Lines of data

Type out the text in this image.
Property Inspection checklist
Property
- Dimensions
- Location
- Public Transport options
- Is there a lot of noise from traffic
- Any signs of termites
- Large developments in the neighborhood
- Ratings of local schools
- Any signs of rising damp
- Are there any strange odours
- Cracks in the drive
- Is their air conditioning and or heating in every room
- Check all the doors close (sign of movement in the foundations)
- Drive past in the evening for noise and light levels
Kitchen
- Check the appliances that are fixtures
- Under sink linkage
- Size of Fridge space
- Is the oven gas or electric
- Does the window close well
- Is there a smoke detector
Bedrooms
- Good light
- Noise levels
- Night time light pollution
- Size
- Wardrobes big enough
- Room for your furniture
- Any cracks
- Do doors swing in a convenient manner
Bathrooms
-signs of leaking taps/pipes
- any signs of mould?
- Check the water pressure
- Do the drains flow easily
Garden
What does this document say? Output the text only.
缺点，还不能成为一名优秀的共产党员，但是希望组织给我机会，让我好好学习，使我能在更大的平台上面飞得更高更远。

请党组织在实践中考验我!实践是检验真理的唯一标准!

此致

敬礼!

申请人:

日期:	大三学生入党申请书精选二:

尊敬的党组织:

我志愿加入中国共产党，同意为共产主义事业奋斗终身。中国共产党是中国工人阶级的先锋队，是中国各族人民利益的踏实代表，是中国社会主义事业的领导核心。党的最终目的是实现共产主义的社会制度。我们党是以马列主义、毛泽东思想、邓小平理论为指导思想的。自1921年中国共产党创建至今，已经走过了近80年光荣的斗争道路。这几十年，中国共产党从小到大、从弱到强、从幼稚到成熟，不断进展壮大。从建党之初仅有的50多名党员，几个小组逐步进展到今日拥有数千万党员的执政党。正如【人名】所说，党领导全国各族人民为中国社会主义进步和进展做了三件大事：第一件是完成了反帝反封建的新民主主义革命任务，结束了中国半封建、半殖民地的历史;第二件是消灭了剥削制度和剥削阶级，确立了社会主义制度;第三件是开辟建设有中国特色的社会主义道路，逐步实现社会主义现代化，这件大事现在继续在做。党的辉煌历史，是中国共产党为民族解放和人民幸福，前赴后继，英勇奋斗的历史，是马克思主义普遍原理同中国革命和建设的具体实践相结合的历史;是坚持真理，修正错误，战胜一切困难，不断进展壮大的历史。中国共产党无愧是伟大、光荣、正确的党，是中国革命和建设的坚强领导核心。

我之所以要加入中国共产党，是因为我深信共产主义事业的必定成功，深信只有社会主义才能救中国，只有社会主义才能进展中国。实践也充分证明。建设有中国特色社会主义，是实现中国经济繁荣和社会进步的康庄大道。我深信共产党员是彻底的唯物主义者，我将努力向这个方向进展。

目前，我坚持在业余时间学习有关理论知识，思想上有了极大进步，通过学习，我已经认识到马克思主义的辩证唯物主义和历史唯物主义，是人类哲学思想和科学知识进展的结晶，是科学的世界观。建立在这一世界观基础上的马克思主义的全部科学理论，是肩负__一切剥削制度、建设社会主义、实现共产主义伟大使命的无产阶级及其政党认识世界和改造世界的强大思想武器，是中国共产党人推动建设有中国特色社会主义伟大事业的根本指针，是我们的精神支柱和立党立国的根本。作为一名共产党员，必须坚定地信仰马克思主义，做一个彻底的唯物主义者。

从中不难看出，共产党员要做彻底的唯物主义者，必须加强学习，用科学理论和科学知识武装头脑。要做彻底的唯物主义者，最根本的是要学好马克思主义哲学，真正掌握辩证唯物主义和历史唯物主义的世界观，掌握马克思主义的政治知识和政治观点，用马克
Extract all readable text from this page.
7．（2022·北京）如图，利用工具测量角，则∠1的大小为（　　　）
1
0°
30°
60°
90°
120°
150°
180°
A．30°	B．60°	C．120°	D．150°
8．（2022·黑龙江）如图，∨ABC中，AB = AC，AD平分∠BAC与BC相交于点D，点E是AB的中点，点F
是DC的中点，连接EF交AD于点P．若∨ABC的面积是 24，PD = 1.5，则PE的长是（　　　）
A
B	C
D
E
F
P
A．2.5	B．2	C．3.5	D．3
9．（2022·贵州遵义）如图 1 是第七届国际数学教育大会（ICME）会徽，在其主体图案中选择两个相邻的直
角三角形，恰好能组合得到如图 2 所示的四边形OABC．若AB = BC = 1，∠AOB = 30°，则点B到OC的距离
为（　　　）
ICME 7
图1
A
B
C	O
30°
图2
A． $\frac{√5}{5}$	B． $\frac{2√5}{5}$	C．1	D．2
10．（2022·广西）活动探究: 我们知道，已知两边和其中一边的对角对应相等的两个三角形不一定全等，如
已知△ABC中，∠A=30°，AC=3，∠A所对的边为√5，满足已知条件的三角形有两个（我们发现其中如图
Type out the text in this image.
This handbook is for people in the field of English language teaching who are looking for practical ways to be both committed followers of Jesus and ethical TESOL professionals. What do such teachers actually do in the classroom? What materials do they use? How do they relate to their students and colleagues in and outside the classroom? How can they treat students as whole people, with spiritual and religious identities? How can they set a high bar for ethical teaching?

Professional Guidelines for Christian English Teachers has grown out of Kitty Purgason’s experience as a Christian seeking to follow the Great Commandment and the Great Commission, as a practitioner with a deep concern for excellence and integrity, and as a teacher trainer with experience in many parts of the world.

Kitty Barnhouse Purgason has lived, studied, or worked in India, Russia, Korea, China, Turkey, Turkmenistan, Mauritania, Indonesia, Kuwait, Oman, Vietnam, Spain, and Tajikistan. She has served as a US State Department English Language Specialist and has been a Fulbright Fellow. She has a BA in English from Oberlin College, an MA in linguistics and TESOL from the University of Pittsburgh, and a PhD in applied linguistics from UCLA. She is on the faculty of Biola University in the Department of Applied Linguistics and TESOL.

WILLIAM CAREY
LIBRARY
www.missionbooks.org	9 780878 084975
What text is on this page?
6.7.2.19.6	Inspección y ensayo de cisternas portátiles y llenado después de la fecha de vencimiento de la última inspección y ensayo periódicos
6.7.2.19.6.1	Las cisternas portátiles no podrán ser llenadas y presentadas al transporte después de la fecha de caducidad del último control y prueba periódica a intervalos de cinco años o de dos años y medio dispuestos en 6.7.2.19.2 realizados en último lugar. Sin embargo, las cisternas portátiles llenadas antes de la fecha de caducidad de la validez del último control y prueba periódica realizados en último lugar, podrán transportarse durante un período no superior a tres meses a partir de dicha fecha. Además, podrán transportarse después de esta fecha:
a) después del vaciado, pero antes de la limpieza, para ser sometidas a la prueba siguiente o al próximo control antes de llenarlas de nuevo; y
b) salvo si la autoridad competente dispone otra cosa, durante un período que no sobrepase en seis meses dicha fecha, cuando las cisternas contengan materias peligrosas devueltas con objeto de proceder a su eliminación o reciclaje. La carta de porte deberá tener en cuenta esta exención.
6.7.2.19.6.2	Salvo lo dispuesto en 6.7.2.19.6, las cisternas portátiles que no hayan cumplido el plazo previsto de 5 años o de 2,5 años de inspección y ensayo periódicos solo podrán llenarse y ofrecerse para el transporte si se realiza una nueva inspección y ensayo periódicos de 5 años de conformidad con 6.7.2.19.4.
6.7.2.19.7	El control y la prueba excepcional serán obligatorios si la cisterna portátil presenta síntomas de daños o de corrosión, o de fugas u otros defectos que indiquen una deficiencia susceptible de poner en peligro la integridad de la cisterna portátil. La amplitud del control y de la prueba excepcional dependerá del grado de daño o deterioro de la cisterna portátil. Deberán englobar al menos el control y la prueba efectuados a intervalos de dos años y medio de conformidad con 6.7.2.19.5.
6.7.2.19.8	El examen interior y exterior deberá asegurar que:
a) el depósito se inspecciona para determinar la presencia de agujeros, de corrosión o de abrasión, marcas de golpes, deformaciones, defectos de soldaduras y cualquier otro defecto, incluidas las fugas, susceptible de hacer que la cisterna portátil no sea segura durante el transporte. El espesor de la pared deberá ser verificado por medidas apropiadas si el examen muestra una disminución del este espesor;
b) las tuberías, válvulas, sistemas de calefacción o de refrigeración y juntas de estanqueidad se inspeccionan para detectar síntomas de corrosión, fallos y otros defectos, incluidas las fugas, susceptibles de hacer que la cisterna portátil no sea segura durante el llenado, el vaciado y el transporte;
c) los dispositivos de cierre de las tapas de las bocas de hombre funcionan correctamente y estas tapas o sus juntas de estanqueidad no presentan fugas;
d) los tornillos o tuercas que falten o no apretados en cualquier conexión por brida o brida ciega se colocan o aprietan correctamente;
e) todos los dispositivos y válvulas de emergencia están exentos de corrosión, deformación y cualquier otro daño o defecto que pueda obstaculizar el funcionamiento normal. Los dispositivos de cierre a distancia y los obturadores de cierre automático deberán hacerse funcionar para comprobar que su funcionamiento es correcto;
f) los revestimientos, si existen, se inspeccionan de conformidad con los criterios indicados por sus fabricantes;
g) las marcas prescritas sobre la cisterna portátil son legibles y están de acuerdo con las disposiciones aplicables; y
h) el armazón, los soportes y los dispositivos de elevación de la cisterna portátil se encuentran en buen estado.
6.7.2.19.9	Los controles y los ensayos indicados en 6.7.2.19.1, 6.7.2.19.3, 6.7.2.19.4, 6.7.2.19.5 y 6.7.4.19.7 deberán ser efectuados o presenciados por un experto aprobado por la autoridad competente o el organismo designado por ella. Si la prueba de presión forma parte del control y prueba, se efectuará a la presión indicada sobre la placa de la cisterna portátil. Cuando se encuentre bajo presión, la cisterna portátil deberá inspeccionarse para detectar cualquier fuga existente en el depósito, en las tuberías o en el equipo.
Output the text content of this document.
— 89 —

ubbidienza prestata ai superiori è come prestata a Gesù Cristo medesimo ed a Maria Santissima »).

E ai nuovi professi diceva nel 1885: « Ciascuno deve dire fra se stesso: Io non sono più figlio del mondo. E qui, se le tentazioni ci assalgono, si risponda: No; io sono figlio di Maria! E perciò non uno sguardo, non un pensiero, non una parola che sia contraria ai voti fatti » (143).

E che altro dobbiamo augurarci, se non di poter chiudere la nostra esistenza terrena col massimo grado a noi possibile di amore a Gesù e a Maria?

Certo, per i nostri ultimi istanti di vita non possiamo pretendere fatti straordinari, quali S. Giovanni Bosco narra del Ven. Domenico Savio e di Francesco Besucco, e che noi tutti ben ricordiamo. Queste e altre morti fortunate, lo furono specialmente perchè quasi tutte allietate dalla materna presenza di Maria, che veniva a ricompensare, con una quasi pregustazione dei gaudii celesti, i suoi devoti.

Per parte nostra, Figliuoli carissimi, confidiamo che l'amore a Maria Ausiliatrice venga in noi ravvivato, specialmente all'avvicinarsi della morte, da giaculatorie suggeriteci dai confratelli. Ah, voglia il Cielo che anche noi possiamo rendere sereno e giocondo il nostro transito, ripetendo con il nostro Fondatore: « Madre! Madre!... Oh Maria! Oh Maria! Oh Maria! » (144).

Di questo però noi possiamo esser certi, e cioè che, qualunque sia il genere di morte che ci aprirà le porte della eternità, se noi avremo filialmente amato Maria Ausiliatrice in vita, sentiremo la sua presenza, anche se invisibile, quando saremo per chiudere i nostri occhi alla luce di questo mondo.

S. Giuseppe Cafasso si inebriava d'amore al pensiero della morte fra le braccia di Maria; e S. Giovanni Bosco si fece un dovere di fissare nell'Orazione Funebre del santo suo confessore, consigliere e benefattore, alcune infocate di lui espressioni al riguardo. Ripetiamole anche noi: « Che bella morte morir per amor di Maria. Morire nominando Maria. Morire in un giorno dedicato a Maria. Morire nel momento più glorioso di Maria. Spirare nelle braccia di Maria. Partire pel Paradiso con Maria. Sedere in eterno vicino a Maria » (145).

# Your objective
Report the number of lines above containing the word "their", with no other text.

# Written answer
2